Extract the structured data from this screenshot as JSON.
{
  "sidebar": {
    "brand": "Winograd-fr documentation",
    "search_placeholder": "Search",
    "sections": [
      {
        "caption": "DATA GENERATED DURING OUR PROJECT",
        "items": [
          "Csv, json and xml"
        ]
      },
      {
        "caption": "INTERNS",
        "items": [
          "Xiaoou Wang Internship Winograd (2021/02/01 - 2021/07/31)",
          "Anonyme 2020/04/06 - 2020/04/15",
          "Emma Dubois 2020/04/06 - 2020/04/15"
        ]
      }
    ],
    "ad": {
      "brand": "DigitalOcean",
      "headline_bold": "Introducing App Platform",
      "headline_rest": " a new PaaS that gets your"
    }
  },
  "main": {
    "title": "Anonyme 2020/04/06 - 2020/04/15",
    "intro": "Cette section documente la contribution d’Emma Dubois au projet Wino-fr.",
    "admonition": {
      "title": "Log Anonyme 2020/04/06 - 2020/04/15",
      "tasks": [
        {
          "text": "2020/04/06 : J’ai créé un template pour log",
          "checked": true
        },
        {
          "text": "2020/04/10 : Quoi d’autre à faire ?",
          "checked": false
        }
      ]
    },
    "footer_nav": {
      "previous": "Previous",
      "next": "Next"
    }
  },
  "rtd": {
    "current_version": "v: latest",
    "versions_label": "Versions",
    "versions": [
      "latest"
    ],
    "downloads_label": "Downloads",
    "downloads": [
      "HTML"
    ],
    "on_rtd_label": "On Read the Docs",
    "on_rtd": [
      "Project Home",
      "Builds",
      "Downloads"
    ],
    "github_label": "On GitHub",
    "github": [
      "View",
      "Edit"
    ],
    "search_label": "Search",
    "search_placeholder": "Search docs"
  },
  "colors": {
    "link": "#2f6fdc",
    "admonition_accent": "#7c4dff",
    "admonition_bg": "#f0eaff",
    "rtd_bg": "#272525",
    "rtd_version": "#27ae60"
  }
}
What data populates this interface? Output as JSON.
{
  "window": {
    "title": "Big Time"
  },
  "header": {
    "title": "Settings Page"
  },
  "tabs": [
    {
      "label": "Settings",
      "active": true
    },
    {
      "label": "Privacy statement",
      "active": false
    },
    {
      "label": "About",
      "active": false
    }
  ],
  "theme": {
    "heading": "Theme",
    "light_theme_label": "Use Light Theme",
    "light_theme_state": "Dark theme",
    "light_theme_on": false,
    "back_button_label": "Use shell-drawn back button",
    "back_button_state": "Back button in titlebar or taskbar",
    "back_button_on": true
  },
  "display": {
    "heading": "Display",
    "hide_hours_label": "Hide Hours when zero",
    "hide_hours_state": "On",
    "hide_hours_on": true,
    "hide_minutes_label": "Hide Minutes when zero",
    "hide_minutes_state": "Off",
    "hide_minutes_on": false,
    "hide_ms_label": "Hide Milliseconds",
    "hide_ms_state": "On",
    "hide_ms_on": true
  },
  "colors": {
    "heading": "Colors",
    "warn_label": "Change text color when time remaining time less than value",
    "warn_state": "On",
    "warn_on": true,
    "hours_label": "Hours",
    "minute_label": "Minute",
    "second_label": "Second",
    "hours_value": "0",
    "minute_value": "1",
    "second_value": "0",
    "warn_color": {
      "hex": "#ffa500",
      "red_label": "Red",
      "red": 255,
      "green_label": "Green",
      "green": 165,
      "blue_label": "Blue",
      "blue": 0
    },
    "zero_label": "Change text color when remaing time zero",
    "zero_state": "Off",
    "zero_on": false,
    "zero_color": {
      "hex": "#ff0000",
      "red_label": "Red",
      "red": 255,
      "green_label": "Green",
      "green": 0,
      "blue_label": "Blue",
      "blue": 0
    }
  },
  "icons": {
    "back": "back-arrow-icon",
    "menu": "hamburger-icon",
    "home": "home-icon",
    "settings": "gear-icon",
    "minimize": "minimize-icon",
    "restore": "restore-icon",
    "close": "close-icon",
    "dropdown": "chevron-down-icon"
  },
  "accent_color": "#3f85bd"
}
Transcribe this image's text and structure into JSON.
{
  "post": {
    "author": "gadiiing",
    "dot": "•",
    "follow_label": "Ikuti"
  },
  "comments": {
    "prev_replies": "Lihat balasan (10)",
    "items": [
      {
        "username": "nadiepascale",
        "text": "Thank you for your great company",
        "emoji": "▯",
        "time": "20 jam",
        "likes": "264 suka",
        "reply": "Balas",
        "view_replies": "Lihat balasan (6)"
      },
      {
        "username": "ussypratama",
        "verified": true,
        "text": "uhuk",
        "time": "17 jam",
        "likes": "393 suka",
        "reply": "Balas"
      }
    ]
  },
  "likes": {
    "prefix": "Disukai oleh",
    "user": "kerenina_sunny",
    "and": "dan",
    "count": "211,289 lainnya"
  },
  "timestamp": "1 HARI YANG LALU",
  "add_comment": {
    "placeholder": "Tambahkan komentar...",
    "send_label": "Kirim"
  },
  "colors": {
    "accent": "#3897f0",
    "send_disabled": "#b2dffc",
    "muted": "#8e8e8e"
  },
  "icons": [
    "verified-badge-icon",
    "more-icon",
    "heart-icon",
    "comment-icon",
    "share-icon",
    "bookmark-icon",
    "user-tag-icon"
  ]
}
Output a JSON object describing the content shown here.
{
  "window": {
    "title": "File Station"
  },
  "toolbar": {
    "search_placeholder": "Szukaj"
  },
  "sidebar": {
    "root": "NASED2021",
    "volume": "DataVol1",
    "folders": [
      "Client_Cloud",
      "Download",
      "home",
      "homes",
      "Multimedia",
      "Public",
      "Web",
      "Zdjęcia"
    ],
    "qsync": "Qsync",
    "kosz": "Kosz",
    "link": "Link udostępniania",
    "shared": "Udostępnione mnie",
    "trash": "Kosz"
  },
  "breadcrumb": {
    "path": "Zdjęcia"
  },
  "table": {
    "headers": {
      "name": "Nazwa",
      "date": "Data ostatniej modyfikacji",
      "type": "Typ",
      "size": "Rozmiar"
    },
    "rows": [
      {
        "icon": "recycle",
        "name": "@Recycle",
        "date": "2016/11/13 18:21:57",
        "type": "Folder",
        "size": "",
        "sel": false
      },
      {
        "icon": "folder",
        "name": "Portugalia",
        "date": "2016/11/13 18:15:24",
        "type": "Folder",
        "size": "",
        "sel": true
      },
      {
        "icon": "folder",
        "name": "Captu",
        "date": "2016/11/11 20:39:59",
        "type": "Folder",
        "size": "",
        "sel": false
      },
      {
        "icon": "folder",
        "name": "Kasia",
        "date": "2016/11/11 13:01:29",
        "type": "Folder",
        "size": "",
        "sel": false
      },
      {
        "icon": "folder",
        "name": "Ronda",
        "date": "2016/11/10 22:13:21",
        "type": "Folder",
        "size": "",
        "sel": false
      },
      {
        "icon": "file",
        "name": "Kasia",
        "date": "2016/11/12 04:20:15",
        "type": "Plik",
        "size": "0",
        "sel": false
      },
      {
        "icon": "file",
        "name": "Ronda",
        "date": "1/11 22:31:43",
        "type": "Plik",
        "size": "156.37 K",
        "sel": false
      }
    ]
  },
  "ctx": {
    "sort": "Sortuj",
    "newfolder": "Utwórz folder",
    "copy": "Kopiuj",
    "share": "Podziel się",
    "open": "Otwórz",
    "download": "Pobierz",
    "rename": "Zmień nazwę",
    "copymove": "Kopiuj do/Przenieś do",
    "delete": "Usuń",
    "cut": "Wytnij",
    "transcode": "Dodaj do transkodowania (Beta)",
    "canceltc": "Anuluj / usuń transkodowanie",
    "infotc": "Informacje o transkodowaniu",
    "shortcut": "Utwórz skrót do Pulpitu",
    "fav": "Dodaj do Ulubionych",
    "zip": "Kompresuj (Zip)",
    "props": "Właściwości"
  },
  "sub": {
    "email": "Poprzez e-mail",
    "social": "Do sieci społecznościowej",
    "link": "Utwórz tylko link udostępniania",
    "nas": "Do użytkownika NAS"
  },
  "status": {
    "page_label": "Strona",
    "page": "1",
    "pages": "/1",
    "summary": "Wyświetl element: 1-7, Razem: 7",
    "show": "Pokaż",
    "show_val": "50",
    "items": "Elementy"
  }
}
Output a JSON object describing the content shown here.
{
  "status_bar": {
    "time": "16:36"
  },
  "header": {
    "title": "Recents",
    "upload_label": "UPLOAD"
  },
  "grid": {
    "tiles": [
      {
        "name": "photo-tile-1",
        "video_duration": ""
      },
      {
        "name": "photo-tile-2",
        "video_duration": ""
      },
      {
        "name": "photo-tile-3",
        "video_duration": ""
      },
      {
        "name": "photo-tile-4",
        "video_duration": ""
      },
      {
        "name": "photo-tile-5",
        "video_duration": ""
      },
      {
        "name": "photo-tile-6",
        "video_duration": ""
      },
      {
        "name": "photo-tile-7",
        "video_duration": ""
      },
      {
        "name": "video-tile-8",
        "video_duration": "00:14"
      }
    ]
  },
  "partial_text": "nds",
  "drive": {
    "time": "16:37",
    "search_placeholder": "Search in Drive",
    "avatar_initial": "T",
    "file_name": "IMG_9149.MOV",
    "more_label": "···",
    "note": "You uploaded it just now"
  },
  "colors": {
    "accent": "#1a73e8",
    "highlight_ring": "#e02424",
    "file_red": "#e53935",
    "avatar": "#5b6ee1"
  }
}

********************

▸ **Written problem**
Filter the listing above by the word "Lihat"; copy each line that passes.

▸ **Response to the exercise**
    "prev_replies": "Lihat balasan (10)",
        "view_replies": "Lihat balasan (6)"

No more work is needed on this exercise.